> [Problem details]
Make an exact copy of all the entries, with the pictures left out.

> [Exercise input]

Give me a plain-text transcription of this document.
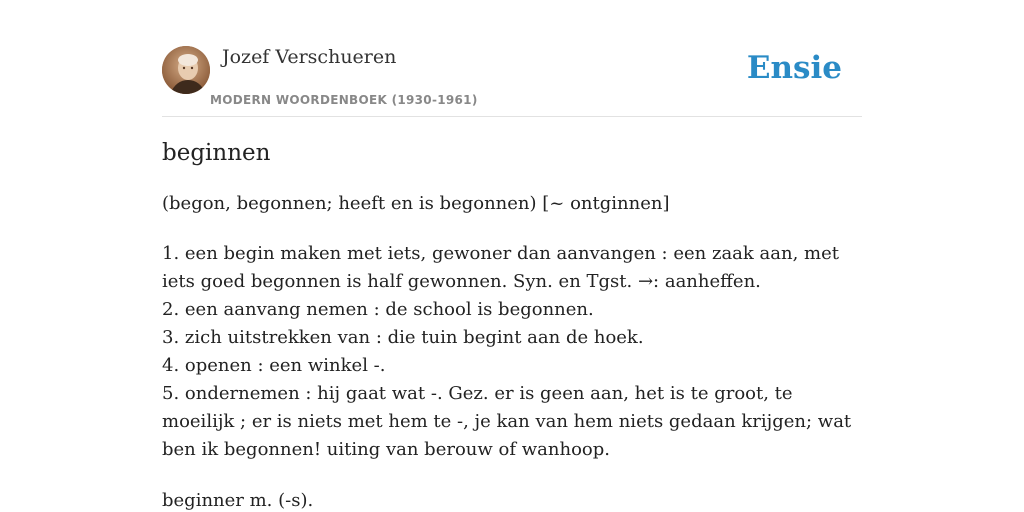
Jozef Verschueren
MODERN WOORDENBOEK (1930-1961)
Ensie
beginnen
(begon, begonnen; heeft en is begonnen) [~ ontginnen]
1. een begin maken met iets, gewoner dan aanvangen : een zaak aan, met iets goed begonnen is half gewonnen. Syn. en Tgst. →: aanheffen.
2. een aanvang nemen : de school is begonnen.
3. zich uitstrekken van : die tuin begint aan de hoek.
4. openen : een winkel -.
5. ondernemen : hij gaat wat -. Gez. er is geen aan, het is te groot, te moeilijk ; er is niets met hem te -, je kan van hem niets gedaan krijgen; wat ben ik begonnen! uiting van berouw of wanhoop.
beginner m. (-s).
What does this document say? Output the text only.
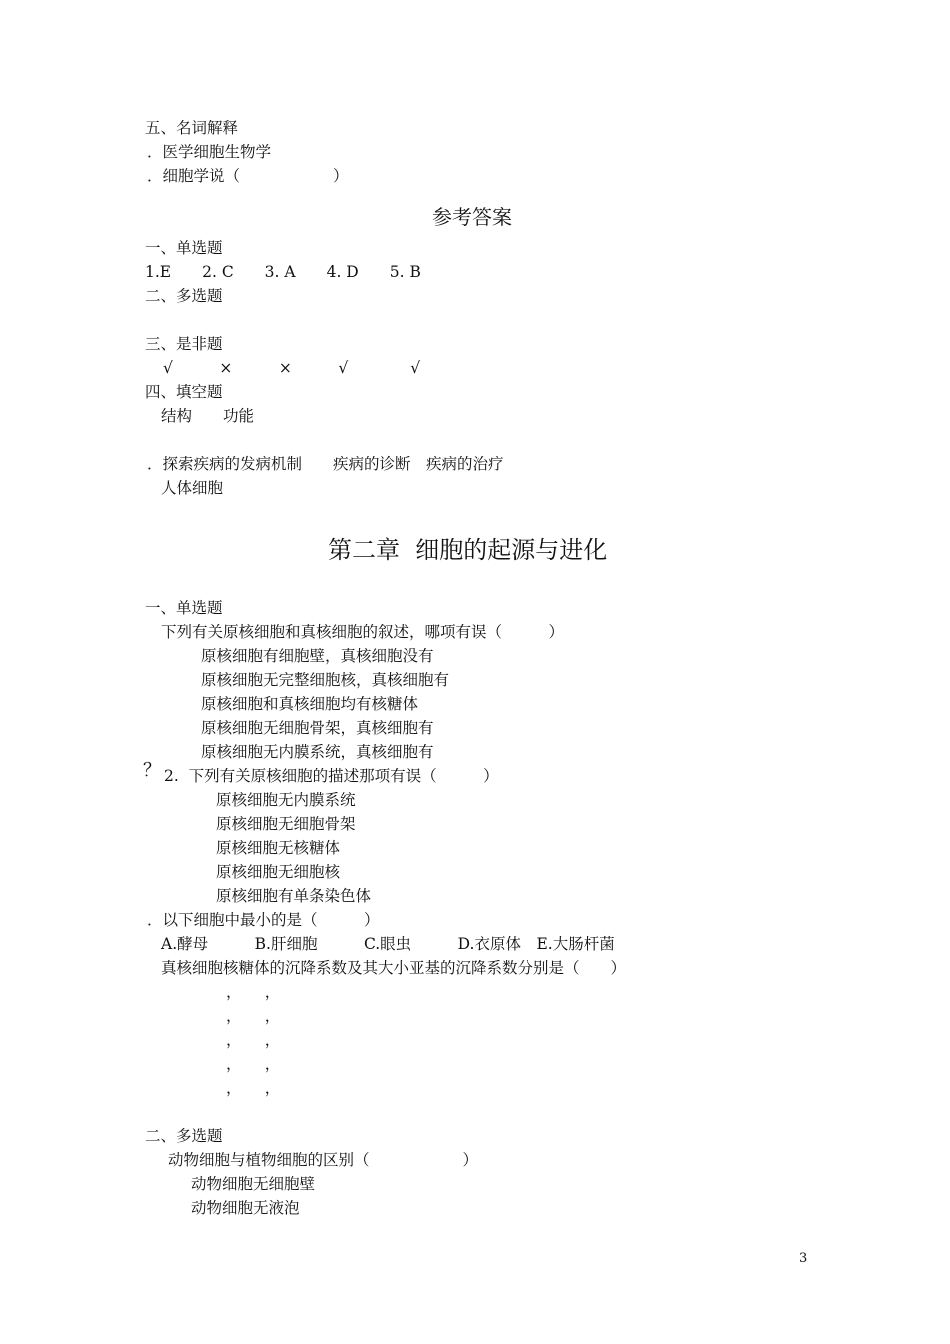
五、名词解释
．医学细胞生物学
．细胞学说（　　　　　　）
参考答案
一、单选题
1.E　　2. C　　3. A　　4. D　　5. B
二、多选题
三、是非题
√　　　×　　　×　　　√　　　　√
四、填空题
结构　　功能
．探索疾病的发病机制　　疾病的诊断　疾病的治疗
人体细胞
第二章  细胞的起源与进化
一、单选题
下列有关原核细胞和真核细胞的叙述，哪项有误（　　　）
原核细胞有细胞壁，真核细胞没有
原核细胞无完整细胞核，真核细胞有
原核细胞和真核细胞均有核糖体
原核细胞无细胞骨架，真核细胞有
原核细胞无内膜系统，真核细胞有
？ 2.  下列有关原核细胞的描述那项有误（　　　）
原核细胞无内膜系统
原核细胞无细胞骨架
原核细胞无核糖体
原核细胞无细胞核
原核细胞有单条染色体
．以下细胞中最小的是（　　　）
A.酵母　　　B.肝细胞　　　C.眼虫　　　D.衣原体　E.大肠杆菌
真核细胞核糖体的沉降系数及其大小亚基的沉降系数分别是（　　）
，　　，
，　　，
，　　，
，　　，
，　　，
二、多选题
动物细胞与植物细胞的区别（　　　　　　）
动物细胞无细胞壁
动物细胞无液泡
3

> [Response]
Give me a plain-text transcription of this document.
Jozef Verschueren
MODERN WOORDENBOEK (1930-1961)
Ensie
beginnen
(begon, begonnen; heeft en is begonnen) [~ ontginnen]
1. een begin maken met iets, gewoner dan aanvangen : een zaak aan, met iets goed begonnen is half gewonnen. Syn. en Tgst. →: aanheffen.
2. een aanvang nemen : de school is begonnen.
3. zich uitstrekken van : die tuin begint aan de hoek.
4. openen : een winkel -.
5. ondernemen : hij gaat wat -. Gez. er is geen aan, het is te groot, te moeilijk ; er is niets met hem te -, je kan van hem niets gedaan krijgen; wat ben ik begonnen! uiting van berouw of wanhoop.
beginner m. (-s).
What does this document say? Output the text only.
五、名词解释
．医学细胞生物学
．细胞学说（　　　　　　）
参考答案
一、单选题
1.E　　2. C　　3. A　　4. D　　5. B
二、多选题
三、是非题
√　　　×　　　×　　　√　　　　√
四、填空题
结构　　功能
．探索疾病的发病机制　　疾病的诊断　疾病的治疗
人体细胞
第二章  细胞的起源与进化
一、单选题
下列有关原核细胞和真核细胞的叙述，哪项有误（　　　）
原核细胞有细胞壁，真核细胞没有
原核细胞无完整细胞核，真核细胞有
原核细胞和真核细胞均有核糖体
原核细胞无细胞骨架，真核细胞有
原核细胞无内膜系统，真核细胞有
？ 2.  下列有关原核细胞的描述那项有误（　　　）
原核细胞无内膜系统
原核细胞无细胞骨架
原核细胞无核糖体
原核细胞无细胞核
原核细胞有单条染色体
．以下细胞中最小的是（　　　）
A.酵母　　　B.肝细胞　　　C.眼虫　　　D.衣原体　E.大肠杆菌
真核细胞核糖体的沉降系数及其大小亚基的沉降系数分别是（　　）
，　　，
，　　，
，　　，
，　　，
，　　，
二、多选题
动物细胞与植物细胞的区别（　　　　　　）
动物细胞无细胞壁
动物细胞无液泡
3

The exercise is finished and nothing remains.